→ **Job**: Can the data below be set down again exactly, line for line?

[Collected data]
--- START ---

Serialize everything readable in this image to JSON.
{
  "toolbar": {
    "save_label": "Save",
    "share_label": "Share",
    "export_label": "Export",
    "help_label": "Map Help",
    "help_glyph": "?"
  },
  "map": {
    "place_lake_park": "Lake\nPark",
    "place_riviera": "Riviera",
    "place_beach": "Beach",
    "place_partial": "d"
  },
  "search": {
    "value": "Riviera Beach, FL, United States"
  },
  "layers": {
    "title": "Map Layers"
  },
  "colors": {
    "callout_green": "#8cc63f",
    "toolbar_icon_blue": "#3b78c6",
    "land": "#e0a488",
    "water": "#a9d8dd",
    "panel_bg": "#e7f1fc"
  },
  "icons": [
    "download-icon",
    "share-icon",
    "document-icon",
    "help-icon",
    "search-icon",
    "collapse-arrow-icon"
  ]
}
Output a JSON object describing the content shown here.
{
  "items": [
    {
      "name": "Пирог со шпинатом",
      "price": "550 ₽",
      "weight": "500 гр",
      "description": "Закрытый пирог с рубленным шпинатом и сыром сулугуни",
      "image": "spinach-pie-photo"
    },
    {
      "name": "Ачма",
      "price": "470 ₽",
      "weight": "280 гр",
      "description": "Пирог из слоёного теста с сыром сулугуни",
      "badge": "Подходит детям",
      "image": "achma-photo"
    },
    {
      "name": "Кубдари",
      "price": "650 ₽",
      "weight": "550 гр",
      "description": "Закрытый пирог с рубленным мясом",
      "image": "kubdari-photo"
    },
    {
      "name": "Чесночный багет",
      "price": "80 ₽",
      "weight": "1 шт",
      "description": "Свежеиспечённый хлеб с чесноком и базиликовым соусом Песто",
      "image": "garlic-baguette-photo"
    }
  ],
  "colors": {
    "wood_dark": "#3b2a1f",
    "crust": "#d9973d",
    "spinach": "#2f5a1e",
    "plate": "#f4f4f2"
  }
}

--- END ---

→ **Exercise response**:
Serialize everything readable in this image to JSON.
{
  "toolbar": {
    "save_label": "Save",
    "share_label": "Share",
    "export_label": "Export",
    "help_label": "Map Help",
    "help_glyph": "?"
  },
  "map": {
    "place_lake_park": "Lake\nPark",
    "place_riviera": "Riviera",
    "place_beach": "Beach",
    "place_partial": "d"
  },
  "search": {
    "value": "Riviera Beach, FL, United States"
  },
  "layers": {
    "title": "Map Layers"
  },
  "colors": {
    "callout_green": "#8cc63f",
    "toolbar_icon_blue": "#3b78c6",
    "land": "#e0a488",
    "water": "#a9d8dd",
    "panel_bg": "#e7f1fc"
  },
  "icons": [
    "download-icon",
    "share-icon",
    "document-icon",
    "help-icon",
    "search-icon",
    "collapse-arrow-icon"
  ]
}
Output a JSON object describing the content shown here.
{
  "items": [
    {
      "name": "Пирог со шпинатом",
      "price": "550 ₽",
      "weight": "500 гр",
      "description": "Закрытый пирог с рубленным шпинатом и сыром сулугуни",
      "image": "spinach-pie-photo"
    },
    {
      "name": "Ачма",
      "price": "470 ₽",
      "weight": "280 гр",
      "description": "Пирог из слоёного теста с сыром сулугуни",
      "badge": "Подходит детям",
      "image": "achma-photo"
    },
    {
      "name": "Кубдари",
      "price": "650 ₽",
      "weight": "550 гр",
      "description": "Закрытый пирог с рубленным мясом",
      "image": "kubdari-photo"
    },
    {
      "name": "Чесночный багет",
      "price": "80 ₽",
      "weight": "1 шт",
      "description": "Свежеиспечённый хлеб с чесноком и базиликовым соусом Песто",
      "image": "garlic-baguette-photo"
    }
  ],
  "colors": {
    "wood_dark": "#3b2a1f",
    "crust": "#d9973d",
    "spinach": "#2f5a1e",
    "plate": "#f4f4f2"
  }
}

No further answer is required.